[Stored items from a collection]
++++++++++

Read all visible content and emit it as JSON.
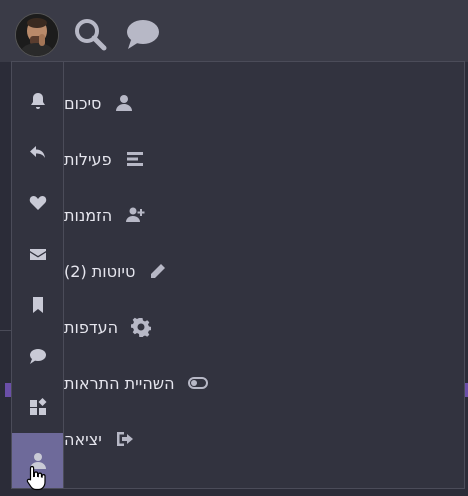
{
  "header": {
    "avatar_alt": "user avatar",
    "search_icon": "search-icon",
    "chat_icon": "chat-bubble-icon"
  },
  "rail": {
    "items": [
      {
        "icon": "bell-icon"
      },
      {
        "icon": "reply-icon"
      },
      {
        "icon": "heart-icon"
      },
      {
        "icon": "envelope-icon"
      },
      {
        "icon": "bookmark-icon"
      },
      {
        "icon": "chat-icon"
      },
      {
        "icon": "apps-icon"
      },
      {
        "icon": "user-icon",
        "active": true
      }
    ]
  },
  "menu": {
    "items": [
      {
        "label": "סיכום",
        "icon": "user-icon"
      },
      {
        "label": "פעילות",
        "icon": "activity-bars-icon"
      },
      {
        "label": "הזמנות",
        "icon": "user-plus-icon"
      },
      {
        "label": "טיוטות (2)",
        "icon": "pencil-icon"
      },
      {
        "label": "העדפות",
        "icon": "gear-icon"
      },
      {
        "label": "השהיית התראות",
        "icon": "toggle-icon"
      },
      {
        "label": "יציאה",
        "icon": "sign-out-icon"
      }
    ]
  },
  "colors": {
    "background": "#2b2c38",
    "panel": "#32333f",
    "active_rail": "#6e6a9a",
    "icon": "#b7b8c6",
    "text": "#e6e6ee"
  }
}
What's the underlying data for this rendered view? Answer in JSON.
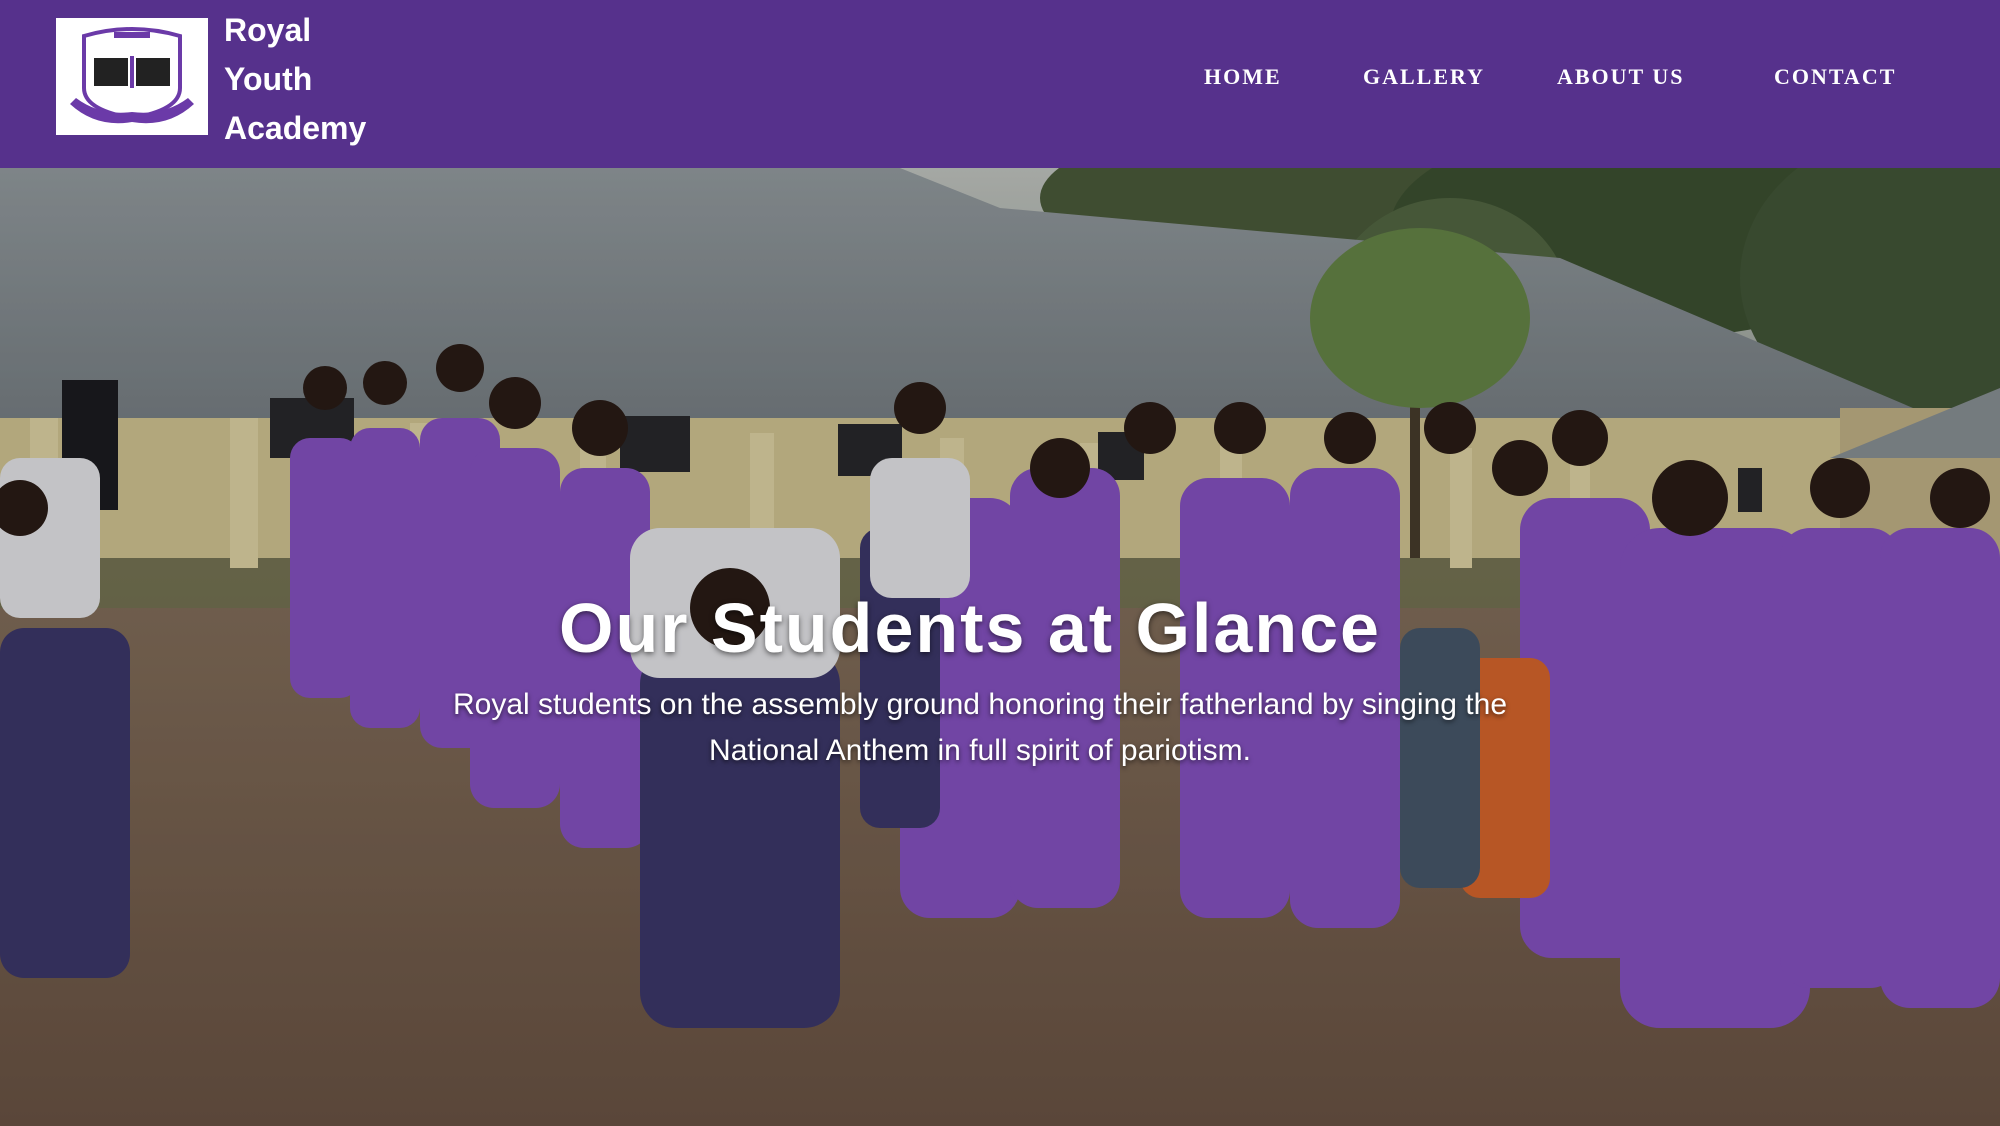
{
  "header": {
    "brand_line1": "Royal",
    "brand_line2": "Youth",
    "brand_line3": "Academy",
    "background_color": "#56318c"
  },
  "nav": {
    "items": [
      {
        "label": "HOME"
      },
      {
        "label": "GALLERY"
      },
      {
        "label": "ABOUT US"
      },
      {
        "label": "CONTACT"
      }
    ]
  },
  "hero": {
    "title": "Our Students at Glance",
    "subtitle": "Royal students on the assembly ground honoring their fatherland by singing the National Anthem in full spirit of pariotism.",
    "uniform_color": "#8a55c8"
  }
}
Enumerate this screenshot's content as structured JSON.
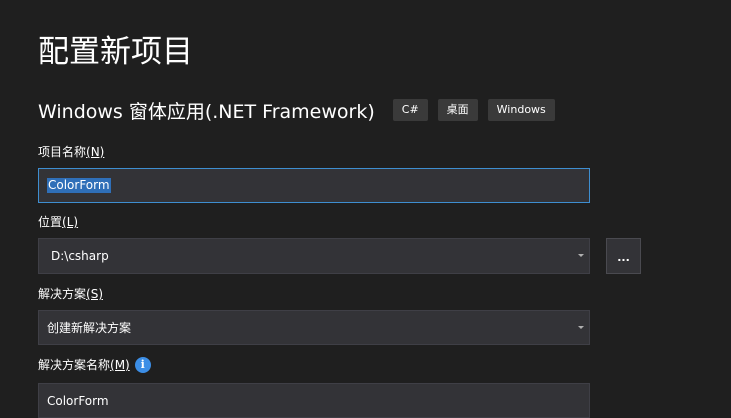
{
  "page_title": "配置新项目",
  "template": {
    "name": "Windows 窗体应用(.NET Framework)",
    "tags": [
      "C#",
      "桌面",
      "Windows"
    ]
  },
  "project_name": {
    "label": "项目名称",
    "mnemonic": "(N)",
    "value": "ColorForm"
  },
  "location": {
    "label": "位置",
    "mnemonic": "(L)",
    "value": "D:\\csharp",
    "browse_label": "..."
  },
  "solution": {
    "label": "解决方案",
    "mnemonic": "(S)",
    "value": "创建新解决方案"
  },
  "solution_name": {
    "label": "解决方案名称",
    "mnemonic": "(M)",
    "info_icon": "i",
    "value": "ColorForm"
  }
}
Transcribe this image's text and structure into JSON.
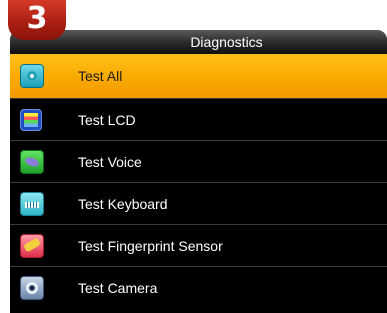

++++++++++

Exercise aim: Each line of the material must be retyped exactly, except that images are omitted.

Task solution:
Read all visible content and emit it as JSON.
{
  "header": {
    "avatar_alt": "user avatar",
    "search_icon": "search-icon",
    "chat_icon": "chat-bubble-icon"
  },
  "rail": {
    "items": [
      {
        "icon": "bell-icon"
      },
      {
        "icon": "reply-icon"
      },
      {
        "icon": "heart-icon"
      },
      {
        "icon": "envelope-icon"
      },
      {
        "icon": "bookmark-icon"
      },
      {
        "icon": "chat-icon"
      },
      {
        "icon": "apps-icon"
      },
      {
        "icon": "user-icon",
        "active": true
      }
    ]
  },
  "menu": {
    "items": [
      {
        "label": "סיכום",
        "icon": "user-icon"
      },
      {
        "label": "פעילות",
        "icon": "activity-bars-icon"
      },
      {
        "label": "הזמנות",
        "icon": "user-plus-icon"
      },
      {
        "label": "טיוטות (2)",
        "icon": "pencil-icon"
      },
      {
        "label": "העדפות",
        "icon": "gear-icon"
      },
      {
        "label": "השהיית התראות",
        "icon": "toggle-icon"
      },
      {
        "label": "יציאה",
        "icon": "sign-out-icon"
      }
    ]
  },
  "colors": {
    "background": "#2b2c38",
    "panel": "#32333f",
    "active_rail": "#6e6a9a",
    "icon": "#b7b8c6",
    "text": "#e6e6ee"
  }
}
What's the underlying data for this rendered view? Answer in JSON.
{
  "header": {
    "brand_line1": "Royal",
    "brand_line2": "Youth",
    "brand_line3": "Academy",
    "background_color": "#56318c"
  },
  "nav": {
    "items": [
      {
        "label": "HOME"
      },
      {
        "label": "GALLERY"
      },
      {
        "label": "ABOUT US"
      },
      {
        "label": "CONTACT"
      }
    ]
  },
  "hero": {
    "title": "Our Students at Glance",
    "subtitle": "Royal students on the assembly ground honoring their fatherland by singing the National Anthem in full spirit of pariotism.",
    "uniform_color": "#8a55c8"
  }
}
Enumerate this screenshot's content as structured JSON.
{
  "page_title": "配置新项目",
  "template": {
    "name": "Windows 窗体应用(.NET Framework)",
    "tags": [
      "C#",
      "桌面",
      "Windows"
    ]
  },
  "project_name": {
    "label": "项目名称",
    "mnemonic": "(N)",
    "value": "ColorForm"
  },
  "location": {
    "label": "位置",
    "mnemonic": "(L)",
    "value": "D:\\csharp",
    "browse_label": "..."
  },
  "solution": {
    "label": "解决方案",
    "mnemonic": "(S)",
    "value": "创建新解决方案"
  },
  "solution_name": {
    "label": "解决方案名称",
    "mnemonic": "(M)",
    "info_icon": "i",
    "value": "ColorForm"
  }
}
Transcribe this image's text and structure into JSON.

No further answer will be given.